→ **Task brief**: From the entries below, work out the number of lines that hold the word "Favor", and give that number alone.

→ **Available data**:
----

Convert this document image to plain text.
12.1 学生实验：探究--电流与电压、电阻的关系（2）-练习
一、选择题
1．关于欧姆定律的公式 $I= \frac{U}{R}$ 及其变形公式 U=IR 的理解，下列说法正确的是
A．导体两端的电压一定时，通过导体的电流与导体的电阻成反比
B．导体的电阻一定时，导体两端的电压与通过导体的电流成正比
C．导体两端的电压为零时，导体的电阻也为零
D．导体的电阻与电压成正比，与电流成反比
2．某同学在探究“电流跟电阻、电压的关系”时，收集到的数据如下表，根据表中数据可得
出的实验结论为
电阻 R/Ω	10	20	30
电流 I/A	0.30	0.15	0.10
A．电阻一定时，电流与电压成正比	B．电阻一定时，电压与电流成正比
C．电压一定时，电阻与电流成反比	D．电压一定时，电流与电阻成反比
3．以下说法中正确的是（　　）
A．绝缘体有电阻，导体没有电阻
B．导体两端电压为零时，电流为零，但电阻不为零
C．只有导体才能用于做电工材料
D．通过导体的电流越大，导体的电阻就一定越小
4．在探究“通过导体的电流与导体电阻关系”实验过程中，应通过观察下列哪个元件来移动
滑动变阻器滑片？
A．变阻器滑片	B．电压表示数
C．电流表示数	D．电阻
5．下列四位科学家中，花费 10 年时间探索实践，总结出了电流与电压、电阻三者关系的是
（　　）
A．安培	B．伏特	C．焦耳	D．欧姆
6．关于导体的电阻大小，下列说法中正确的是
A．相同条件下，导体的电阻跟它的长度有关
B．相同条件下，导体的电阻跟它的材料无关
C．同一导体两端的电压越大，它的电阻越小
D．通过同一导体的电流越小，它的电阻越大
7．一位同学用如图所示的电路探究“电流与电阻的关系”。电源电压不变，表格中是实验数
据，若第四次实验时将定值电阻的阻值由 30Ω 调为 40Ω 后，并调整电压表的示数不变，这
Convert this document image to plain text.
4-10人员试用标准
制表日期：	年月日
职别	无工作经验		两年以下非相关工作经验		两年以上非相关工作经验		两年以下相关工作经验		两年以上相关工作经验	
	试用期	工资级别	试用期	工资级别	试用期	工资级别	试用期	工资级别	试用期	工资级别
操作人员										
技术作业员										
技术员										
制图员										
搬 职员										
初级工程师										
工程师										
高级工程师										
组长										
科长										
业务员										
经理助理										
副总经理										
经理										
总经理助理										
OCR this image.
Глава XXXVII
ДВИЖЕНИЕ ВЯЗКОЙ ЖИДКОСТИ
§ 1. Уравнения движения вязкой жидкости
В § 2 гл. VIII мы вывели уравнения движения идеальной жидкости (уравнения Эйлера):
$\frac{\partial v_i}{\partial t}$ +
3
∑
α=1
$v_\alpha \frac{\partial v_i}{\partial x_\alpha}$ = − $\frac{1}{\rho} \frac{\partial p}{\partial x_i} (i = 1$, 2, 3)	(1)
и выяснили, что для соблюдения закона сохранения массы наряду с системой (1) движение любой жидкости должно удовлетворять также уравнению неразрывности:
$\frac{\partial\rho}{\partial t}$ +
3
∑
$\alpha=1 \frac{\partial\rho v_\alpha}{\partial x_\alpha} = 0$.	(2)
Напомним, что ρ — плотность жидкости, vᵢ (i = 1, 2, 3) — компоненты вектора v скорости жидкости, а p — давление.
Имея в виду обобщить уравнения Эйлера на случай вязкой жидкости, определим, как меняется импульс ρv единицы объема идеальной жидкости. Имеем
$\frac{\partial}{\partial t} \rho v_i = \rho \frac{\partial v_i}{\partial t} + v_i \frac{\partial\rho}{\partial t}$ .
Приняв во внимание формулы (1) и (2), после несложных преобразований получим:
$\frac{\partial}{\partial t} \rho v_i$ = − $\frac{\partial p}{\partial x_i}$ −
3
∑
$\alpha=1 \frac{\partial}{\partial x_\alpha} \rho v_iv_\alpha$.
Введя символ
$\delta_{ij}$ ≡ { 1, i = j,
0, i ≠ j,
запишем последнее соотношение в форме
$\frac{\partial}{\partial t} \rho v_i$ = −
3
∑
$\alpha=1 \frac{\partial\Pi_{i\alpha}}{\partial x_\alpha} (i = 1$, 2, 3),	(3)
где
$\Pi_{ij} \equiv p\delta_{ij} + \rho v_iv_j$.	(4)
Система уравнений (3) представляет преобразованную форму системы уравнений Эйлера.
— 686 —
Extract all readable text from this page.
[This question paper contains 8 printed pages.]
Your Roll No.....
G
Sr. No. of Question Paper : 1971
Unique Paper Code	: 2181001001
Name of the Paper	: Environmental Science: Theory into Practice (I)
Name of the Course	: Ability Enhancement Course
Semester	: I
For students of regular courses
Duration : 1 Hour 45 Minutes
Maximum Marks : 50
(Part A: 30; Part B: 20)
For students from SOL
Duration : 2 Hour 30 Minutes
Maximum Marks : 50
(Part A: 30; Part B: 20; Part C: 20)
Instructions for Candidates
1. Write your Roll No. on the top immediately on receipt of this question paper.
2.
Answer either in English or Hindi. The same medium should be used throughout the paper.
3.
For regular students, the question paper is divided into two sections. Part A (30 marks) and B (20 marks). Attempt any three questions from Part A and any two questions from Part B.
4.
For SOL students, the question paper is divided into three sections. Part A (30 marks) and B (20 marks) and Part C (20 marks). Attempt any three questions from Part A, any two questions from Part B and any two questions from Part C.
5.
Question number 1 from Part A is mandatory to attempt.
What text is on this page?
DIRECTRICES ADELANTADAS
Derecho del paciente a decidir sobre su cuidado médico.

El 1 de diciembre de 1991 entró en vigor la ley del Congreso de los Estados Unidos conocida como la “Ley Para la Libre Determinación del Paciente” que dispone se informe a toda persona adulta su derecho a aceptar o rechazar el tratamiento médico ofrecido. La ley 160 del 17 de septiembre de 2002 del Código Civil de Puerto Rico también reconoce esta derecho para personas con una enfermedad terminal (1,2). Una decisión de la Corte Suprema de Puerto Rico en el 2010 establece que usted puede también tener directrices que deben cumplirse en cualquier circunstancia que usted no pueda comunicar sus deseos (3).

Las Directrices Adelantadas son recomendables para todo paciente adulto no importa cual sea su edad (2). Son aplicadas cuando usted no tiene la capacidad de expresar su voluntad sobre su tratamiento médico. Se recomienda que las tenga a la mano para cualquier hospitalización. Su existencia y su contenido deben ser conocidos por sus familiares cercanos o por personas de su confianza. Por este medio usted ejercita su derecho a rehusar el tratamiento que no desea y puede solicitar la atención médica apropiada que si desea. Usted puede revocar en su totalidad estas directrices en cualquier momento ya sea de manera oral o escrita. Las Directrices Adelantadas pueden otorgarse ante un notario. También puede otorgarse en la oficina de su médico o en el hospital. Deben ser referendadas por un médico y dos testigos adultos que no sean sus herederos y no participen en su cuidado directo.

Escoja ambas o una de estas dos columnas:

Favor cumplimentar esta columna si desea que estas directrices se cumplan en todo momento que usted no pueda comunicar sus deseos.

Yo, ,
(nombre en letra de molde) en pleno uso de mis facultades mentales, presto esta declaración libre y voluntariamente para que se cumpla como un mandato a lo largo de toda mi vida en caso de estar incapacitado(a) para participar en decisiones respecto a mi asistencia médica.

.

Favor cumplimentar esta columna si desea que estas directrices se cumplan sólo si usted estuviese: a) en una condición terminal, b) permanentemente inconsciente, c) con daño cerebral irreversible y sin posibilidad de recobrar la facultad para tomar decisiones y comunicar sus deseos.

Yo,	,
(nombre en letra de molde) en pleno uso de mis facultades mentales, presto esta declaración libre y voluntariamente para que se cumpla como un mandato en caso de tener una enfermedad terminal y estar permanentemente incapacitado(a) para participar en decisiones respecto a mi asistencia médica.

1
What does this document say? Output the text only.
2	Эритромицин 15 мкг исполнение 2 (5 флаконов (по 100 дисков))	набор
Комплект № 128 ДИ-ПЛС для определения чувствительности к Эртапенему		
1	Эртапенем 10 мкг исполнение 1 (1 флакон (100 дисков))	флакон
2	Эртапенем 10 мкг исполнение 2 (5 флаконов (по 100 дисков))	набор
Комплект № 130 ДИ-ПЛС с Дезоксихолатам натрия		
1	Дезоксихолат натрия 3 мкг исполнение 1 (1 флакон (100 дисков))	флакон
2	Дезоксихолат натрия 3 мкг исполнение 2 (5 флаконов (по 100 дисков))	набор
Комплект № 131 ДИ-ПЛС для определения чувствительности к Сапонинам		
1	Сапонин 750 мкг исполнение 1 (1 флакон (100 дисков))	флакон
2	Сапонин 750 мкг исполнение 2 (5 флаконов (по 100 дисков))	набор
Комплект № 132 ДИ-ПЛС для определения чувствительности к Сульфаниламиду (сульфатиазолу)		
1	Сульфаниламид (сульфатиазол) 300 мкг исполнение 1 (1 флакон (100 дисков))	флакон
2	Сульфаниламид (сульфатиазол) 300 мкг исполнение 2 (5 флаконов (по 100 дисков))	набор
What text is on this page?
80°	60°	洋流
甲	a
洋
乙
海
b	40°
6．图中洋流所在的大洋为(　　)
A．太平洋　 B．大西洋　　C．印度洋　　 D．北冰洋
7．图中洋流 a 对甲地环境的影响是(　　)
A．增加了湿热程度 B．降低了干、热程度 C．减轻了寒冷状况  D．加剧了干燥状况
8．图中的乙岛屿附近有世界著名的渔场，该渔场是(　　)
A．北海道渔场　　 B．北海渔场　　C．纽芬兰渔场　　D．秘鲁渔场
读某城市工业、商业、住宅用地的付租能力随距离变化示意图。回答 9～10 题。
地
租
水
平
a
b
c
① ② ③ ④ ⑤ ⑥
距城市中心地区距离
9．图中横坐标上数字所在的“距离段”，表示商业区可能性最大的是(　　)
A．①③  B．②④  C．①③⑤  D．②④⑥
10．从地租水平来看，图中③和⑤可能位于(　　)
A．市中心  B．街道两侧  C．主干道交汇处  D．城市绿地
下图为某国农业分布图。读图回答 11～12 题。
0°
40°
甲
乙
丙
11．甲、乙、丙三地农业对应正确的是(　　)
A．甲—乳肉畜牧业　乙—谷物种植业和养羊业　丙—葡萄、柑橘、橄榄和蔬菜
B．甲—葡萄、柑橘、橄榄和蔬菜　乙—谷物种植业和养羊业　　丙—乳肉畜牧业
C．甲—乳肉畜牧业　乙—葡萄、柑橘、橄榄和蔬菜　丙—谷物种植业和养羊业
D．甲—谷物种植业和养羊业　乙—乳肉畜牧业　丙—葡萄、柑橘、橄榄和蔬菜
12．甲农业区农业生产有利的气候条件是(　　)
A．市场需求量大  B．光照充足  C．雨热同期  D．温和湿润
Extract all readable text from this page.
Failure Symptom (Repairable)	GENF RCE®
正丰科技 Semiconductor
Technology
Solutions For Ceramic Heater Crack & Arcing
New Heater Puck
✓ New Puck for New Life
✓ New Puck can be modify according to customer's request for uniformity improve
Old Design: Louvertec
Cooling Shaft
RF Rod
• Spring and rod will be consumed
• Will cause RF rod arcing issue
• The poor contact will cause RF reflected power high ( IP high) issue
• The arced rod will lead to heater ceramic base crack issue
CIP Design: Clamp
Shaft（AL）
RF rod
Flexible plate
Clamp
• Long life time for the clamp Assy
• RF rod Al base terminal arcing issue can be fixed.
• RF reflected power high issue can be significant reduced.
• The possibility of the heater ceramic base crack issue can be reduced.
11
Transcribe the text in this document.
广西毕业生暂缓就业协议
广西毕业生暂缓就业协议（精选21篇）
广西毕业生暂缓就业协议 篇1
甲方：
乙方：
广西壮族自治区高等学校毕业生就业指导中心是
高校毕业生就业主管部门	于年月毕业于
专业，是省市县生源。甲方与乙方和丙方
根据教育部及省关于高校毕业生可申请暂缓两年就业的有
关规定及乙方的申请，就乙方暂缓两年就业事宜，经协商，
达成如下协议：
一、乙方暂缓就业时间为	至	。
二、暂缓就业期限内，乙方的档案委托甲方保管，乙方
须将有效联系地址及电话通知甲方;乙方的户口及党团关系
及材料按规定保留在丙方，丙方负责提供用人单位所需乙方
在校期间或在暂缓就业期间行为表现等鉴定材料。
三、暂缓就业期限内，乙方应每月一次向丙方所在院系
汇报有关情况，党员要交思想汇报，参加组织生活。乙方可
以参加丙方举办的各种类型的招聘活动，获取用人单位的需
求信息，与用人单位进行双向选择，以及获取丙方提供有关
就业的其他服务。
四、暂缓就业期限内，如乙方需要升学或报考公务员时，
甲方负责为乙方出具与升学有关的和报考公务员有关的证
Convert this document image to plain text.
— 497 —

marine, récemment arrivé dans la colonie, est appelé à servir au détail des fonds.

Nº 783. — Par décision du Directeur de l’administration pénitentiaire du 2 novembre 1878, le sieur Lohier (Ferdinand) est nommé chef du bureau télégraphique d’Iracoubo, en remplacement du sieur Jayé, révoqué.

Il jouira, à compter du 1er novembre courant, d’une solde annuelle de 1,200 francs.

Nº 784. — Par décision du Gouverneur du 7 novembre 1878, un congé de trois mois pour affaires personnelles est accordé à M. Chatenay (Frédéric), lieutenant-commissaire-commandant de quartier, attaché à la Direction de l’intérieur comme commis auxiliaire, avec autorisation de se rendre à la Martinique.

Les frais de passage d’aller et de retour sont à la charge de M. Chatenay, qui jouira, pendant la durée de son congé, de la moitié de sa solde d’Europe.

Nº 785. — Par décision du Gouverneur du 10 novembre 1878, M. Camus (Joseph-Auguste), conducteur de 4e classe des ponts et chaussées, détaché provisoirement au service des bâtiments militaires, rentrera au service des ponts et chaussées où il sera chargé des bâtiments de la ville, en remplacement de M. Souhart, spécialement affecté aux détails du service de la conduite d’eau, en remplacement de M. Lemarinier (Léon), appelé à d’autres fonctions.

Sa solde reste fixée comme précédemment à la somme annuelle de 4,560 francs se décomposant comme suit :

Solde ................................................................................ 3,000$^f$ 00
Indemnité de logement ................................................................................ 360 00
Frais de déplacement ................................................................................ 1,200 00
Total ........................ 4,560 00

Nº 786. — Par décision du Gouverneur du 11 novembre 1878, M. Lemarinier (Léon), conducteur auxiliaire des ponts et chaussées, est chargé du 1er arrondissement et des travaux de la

----

→ **Full answer**: 2